▸ What to produce:
Take every line where the string "structured" appears and copy it.

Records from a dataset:
╔══
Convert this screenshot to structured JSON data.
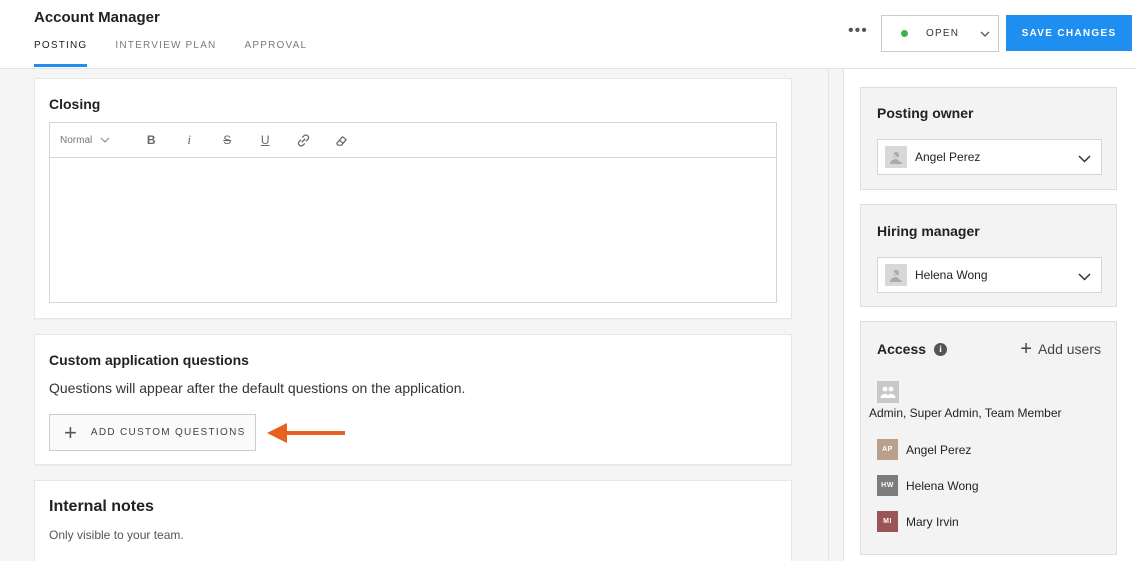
{
  "header": {
    "title": "Account Manager",
    "tabs": [
      {
        "label": "POSTING"
      },
      {
        "label": "INTERVIEW PLAN"
      },
      {
        "label": "APPROVAL"
      }
    ],
    "more_label": "•••",
    "status": {
      "label": "OPEN",
      "dot_color": "#3ab54a"
    },
    "save_label": "SAVE CHANGES",
    "accent": "#1f8ef1"
  },
  "closing": {
    "title": "Closing",
    "toolbar": {
      "format": "Normal",
      "buttons": [
        "B",
        "i",
        "S",
        "U"
      ]
    }
  },
  "custom_questions": {
    "title": "Custom application questions",
    "description": "Questions will appear after the default questions on the application.",
    "add_label": "ADD CUSTOM QUESTIONS",
    "arrow_color": "#e8611f"
  },
  "internal_notes": {
    "title": "Internal notes",
    "description": "Only visible to your team."
  },
  "sidebar": {
    "posting_owner": {
      "title": "Posting owner",
      "value": "Angel Perez"
    },
    "hiring_manager": {
      "title": "Hiring manager",
      "value": "Helena Wong"
    },
    "access": {
      "title": "Access",
      "add_label": "Add users",
      "roles": "Admin, Super Admin, Team Member",
      "users": [
        {
          "initials": "AP",
          "name": "Angel Perez",
          "color": "#b9a08c"
        },
        {
          "initials": "HW",
          "name": "Helena Wong",
          "color": "#7c7c7c"
        },
        {
          "initials": "MI",
          "name": "Mary Irvin",
          "color": "#9a5656"
        }
      ]
    }
  }
}
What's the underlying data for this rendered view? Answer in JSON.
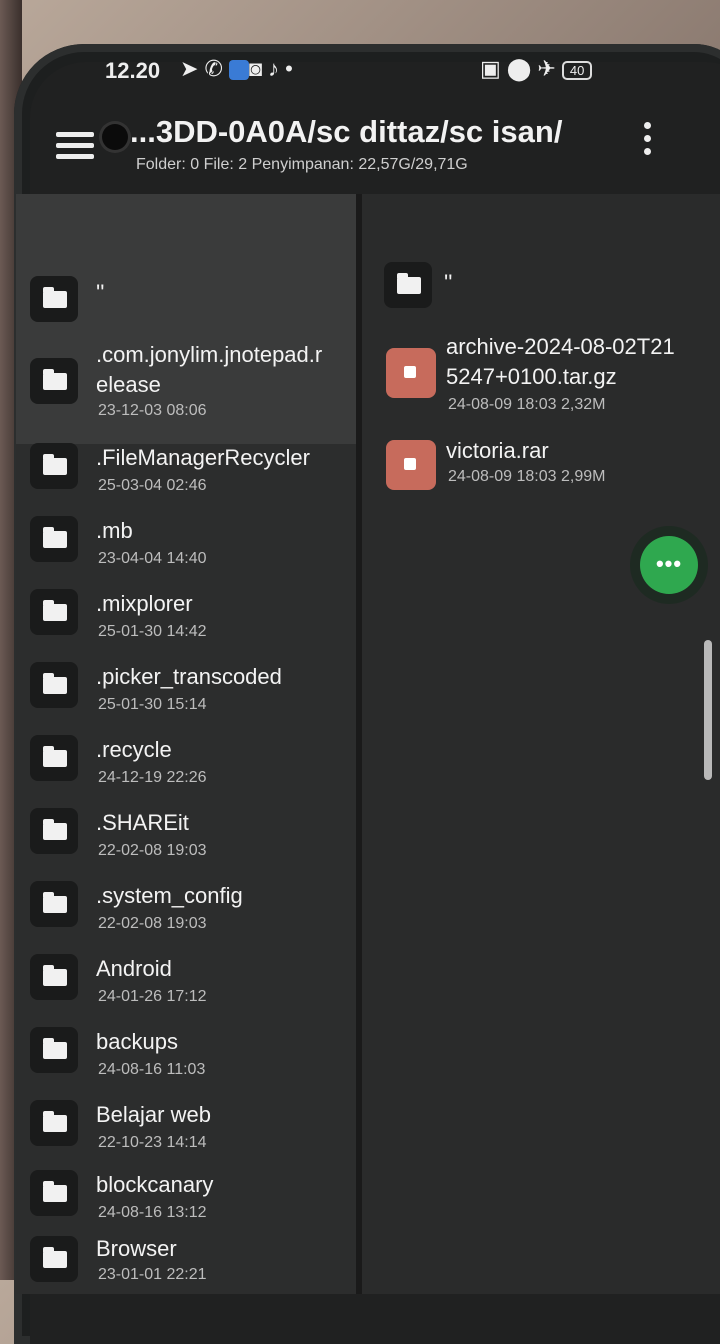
{
  "status_bar": {
    "time": "12.20",
    "left_icons": [
      "telegram-icon",
      "whatsapp-icon",
      "facebook-icon",
      "instagram-icon",
      "music-icon",
      "dot-icon"
    ],
    "right_icons": [
      "nfc-icon",
      "location-icon",
      "airplane-icon"
    ],
    "battery": "40"
  },
  "toolbar": {
    "path": "...3DD-0A0A/sc dittaz/sc isan/",
    "info": "Folder: 0  File: 2  Penyimpanan: 22,57G/29,71G"
  },
  "left_pane": {
    "up_label": "''",
    "items": [
      {
        "name": ".com.jonylim.jnotepad.r",
        "name2": "elease",
        "meta": "23-12-03 08:06"
      },
      {
        "name": ".FileManagerRecycler",
        "meta": "25-03-04 02:46"
      },
      {
        "name": ".mb",
        "meta": "23-04-04 14:40"
      },
      {
        "name": ".mixplorer",
        "meta": "25-01-30 14:42"
      },
      {
        "name": ".picker_transcoded",
        "meta": "25-01-30 15:14"
      },
      {
        "name": ".recycle",
        "meta": "24-12-19 22:26"
      },
      {
        "name": ".SHAREit",
        "meta": "22-02-08 19:03"
      },
      {
        "name": ".system_config",
        "meta": "22-02-08 19:03"
      },
      {
        "name": "Android",
        "meta": "24-01-26 17:12"
      },
      {
        "name": "backups",
        "meta": "24-08-16 11:03"
      },
      {
        "name": "Belajar web",
        "meta": "22-10-23 14:14"
      },
      {
        "name": "blockcanary",
        "meta": "24-08-16 13:12"
      },
      {
        "name": "Browser",
        "meta": "23-01-01 22:21"
      }
    ]
  },
  "right_pane": {
    "up_label": "''",
    "items": [
      {
        "name": "archive-2024-08-02T21",
        "name2": "5247+0100.tar.gz",
        "meta": "24-08-09 18:03  2,32M"
      },
      {
        "name": "victoria.rar",
        "meta": "24-08-09 18:03  2,99M"
      }
    ]
  },
  "fab": {
    "label": "•••",
    "color": "#2fa84f"
  }
}
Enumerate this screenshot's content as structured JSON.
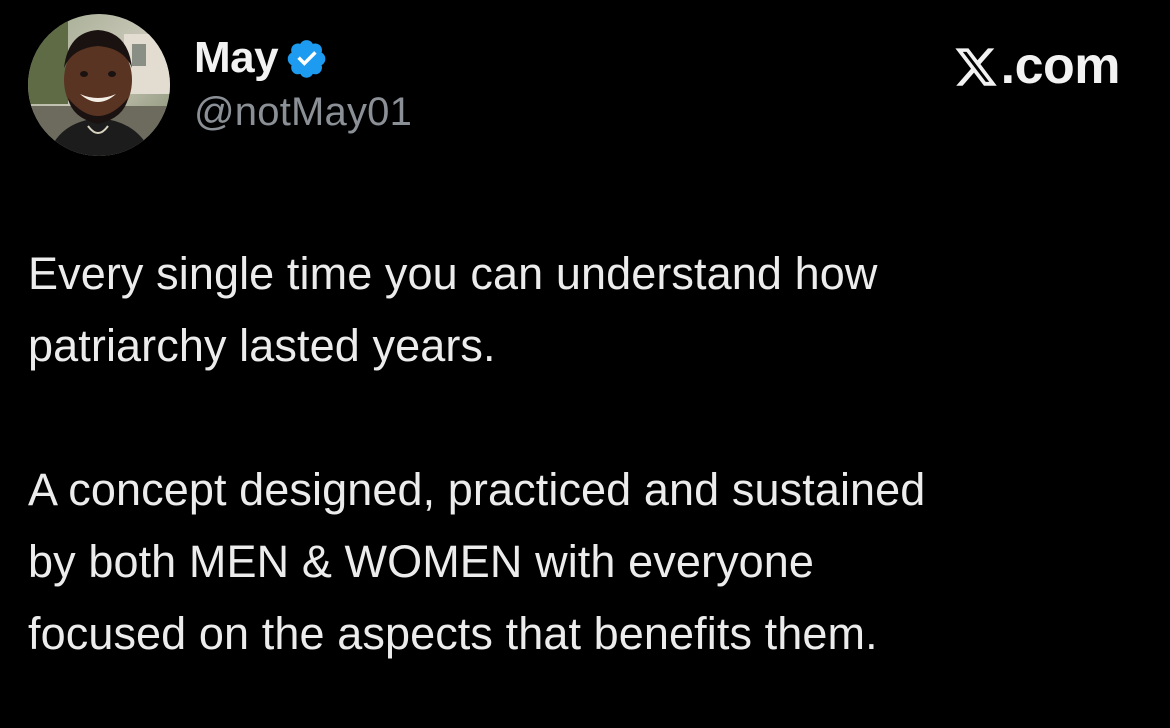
{
  "author": {
    "display_name": "May",
    "handle": "@notMay01",
    "verified": true,
    "verified_color": "#1d9bf0"
  },
  "brand": {
    "label": ".com",
    "icon": "x-logo-icon"
  },
  "tweet": {
    "paragraphs": [
      "Every single time you can understand how\npatriarchy lasted years.",
      "A concept designed, practiced and sustained\nby both MEN & WOMEN with everyone\nfocused on the aspects that benefits them."
    ]
  },
  "colors": {
    "background": "#000000",
    "text": "#e7e9ea",
    "secondary_text": "#8b9096"
  }
}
╚══
▸ Answer for this exercise:
Convert this screenshot to structured JSON data.
Enumerate this screenshot's content as structured JSON.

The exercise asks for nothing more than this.